PROBLEM STATEMENT: Answer with a single number, the count of lines holding the word "frac".

GIVEN RECORDS:
---

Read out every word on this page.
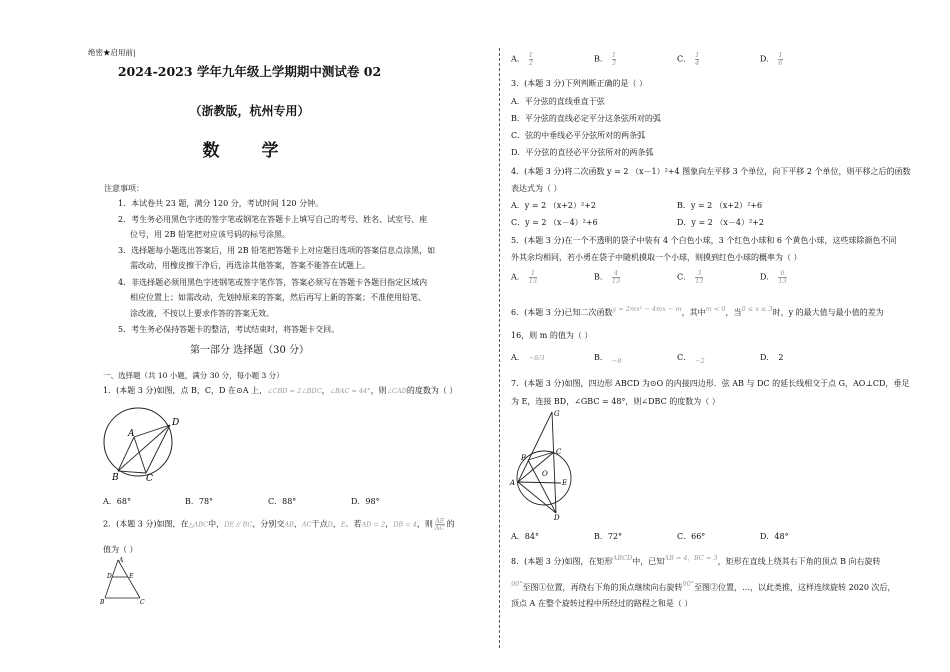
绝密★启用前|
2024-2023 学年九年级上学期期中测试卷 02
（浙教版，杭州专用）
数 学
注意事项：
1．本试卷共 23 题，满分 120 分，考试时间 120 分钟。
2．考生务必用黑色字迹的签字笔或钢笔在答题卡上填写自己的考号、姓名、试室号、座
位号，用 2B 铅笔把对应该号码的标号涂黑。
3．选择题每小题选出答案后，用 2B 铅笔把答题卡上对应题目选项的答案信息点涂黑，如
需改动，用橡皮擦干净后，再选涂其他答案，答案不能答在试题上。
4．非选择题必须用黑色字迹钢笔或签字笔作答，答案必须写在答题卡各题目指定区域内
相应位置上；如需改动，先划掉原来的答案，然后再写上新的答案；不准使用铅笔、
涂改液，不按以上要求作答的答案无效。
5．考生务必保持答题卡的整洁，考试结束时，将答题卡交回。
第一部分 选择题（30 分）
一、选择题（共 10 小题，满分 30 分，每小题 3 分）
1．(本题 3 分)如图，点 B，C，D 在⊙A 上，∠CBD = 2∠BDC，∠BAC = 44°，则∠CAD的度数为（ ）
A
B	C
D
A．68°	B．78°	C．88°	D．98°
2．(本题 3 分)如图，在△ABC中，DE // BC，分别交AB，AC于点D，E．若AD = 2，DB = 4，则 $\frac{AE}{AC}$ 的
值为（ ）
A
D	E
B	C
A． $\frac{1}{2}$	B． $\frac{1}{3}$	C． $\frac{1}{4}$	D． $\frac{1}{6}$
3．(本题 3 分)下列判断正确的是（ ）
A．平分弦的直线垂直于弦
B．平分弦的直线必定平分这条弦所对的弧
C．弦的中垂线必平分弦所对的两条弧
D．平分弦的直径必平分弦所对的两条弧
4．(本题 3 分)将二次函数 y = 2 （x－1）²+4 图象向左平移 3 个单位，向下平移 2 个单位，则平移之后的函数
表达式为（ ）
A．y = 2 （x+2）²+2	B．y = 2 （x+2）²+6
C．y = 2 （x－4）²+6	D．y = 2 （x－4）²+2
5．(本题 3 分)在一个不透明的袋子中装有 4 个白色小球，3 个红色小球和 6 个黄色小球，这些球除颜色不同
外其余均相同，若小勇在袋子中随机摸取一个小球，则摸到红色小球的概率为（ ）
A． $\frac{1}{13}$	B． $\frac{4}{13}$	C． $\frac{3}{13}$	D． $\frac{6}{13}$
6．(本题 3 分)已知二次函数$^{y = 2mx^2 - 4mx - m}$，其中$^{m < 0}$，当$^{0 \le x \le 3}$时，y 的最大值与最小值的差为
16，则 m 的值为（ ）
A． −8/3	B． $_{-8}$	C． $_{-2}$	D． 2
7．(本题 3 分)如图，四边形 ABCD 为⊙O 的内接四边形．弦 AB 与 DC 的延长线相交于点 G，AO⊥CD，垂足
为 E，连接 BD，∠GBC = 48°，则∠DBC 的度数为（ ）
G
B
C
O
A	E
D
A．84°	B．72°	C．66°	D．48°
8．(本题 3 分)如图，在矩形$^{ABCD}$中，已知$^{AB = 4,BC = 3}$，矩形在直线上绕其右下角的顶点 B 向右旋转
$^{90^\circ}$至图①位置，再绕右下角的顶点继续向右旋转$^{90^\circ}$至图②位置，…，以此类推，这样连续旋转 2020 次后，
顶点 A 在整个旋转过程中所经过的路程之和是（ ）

---

FINAL RESULT: 3